→ **Exercise details**:
Can you output the records below exactly as they are written?
— BEGIN Listed records —
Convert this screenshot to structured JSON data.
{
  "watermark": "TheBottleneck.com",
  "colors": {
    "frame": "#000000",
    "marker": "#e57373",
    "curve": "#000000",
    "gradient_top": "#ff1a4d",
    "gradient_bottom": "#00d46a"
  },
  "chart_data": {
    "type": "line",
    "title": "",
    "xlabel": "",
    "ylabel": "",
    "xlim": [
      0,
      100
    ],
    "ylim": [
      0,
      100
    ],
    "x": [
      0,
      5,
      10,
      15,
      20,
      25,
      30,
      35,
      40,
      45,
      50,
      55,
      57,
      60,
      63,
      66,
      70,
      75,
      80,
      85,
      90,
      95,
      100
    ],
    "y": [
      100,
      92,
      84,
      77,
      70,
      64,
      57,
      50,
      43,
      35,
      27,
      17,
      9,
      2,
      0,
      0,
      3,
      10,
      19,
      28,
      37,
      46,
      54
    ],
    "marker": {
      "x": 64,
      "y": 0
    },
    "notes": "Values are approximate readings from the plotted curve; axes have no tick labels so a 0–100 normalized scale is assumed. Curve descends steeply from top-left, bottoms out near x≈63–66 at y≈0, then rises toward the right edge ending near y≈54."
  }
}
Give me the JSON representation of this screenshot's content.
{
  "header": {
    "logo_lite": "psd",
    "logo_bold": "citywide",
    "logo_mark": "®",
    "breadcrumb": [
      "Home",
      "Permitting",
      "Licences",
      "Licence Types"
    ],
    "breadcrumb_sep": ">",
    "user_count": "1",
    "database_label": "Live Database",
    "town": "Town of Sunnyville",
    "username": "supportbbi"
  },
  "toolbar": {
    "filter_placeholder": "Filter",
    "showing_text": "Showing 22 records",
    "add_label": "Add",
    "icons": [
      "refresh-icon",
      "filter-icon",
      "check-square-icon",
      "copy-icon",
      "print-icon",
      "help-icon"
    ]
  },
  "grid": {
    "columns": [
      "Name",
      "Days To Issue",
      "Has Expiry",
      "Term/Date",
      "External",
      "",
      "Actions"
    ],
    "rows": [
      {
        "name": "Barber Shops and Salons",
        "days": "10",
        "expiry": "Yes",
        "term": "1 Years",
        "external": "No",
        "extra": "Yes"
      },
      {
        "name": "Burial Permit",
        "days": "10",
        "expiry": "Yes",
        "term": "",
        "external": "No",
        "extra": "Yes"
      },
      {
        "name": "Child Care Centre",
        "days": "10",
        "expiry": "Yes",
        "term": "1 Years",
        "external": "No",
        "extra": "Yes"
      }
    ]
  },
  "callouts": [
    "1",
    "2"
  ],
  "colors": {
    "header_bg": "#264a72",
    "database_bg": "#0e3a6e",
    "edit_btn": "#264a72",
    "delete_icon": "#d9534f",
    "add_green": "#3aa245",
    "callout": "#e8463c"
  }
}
— END Listed records —
→ **Task solution**:
Convert this screenshot to structured JSON data.
{
  "watermark": "TheBottleneck.com",
  "colors": {
    "frame": "#000000",
    "marker": "#e57373",
    "curve": "#000000",
    "gradient_top": "#ff1a4d",
    "gradient_bottom": "#00d46a"
  },
  "chart_data": {
    "type": "line",
    "title": "",
    "xlabel": "",
    "ylabel": "",
    "xlim": [
      0,
      100
    ],
    "ylim": [
      0,
      100
    ],
    "x": [
      0,
      5,
      10,
      15,
      20,
      25,
      30,
      35,
      40,
      45,
      50,
      55,
      57,
      60,
      63,
      66,
      70,
      75,
      80,
      85,
      90,
      95,
      100
    ],
    "y": [
      100,
      92,
      84,
      77,
      70,
      64,
      57,
      50,
      43,
      35,
      27,
      17,
      9,
      2,
      0,
      0,
      3,
      10,
      19,
      28,
      37,
      46,
      54
    ],
    "marker": {
      "x": 64,
      "y": 0
    },
    "notes": "Values are approximate readings from the plotted curve; axes have no tick labels so a 0–100 normalized scale is assumed. Curve descends steeply from top-left, bottoms out near x≈63–66 at y≈0, then rises toward the right edge ending near y≈54."
  }
}
Give me the JSON representation of this screenshot's content.
{
  "header": {
    "logo_lite": "psd",
    "logo_bold": "citywide",
    "logo_mark": "®",
    "breadcrumb": [
      "Home",
      "Permitting",
      "Licences",
      "Licence Types"
    ],
    "breadcrumb_sep": ">",
    "user_count": "1",
    "database_label": "Live Database",
    "town": "Town of Sunnyville",
    "username": "supportbbi"
  },
  "toolbar": {
    "filter_placeholder": "Filter",
    "showing_text": "Showing 22 records",
    "add_label": "Add",
    "icons": [
      "refresh-icon",
      "filter-icon",
      "check-square-icon",
      "copy-icon",
      "print-icon",
      "help-icon"
    ]
  },
  "grid": {
    "columns": [
      "Name",
      "Days To Issue",
      "Has Expiry",
      "Term/Date",
      "External",
      "",
      "Actions"
    ],
    "rows": [
      {
        "name": "Barber Shops and Salons",
        "days": "10",
        "expiry": "Yes",
        "term": "1 Years",
        "external": "No",
        "extra": "Yes"
      },
      {
        "name": "Burial Permit",
        "days": "10",
        "expiry": "Yes",
        "term": "",
        "external": "No",
        "extra": "Yes"
      },
      {
        "name": "Child Care Centre",
        "days": "10",
        "expiry": "Yes",
        "term": "1 Years",
        "external": "No",
        "extra": "Yes"
      }
    ]
  },
  "callouts": [
    "1",
    "2"
  ],
  "colors": {
    "header_bg": "#264a72",
    "database_bg": "#0e3a6e",
    "edit_btn": "#264a72",
    "delete_icon": "#d9534f",
    "add_green": "#3aa245",
    "callout": "#e8463c"
  }
}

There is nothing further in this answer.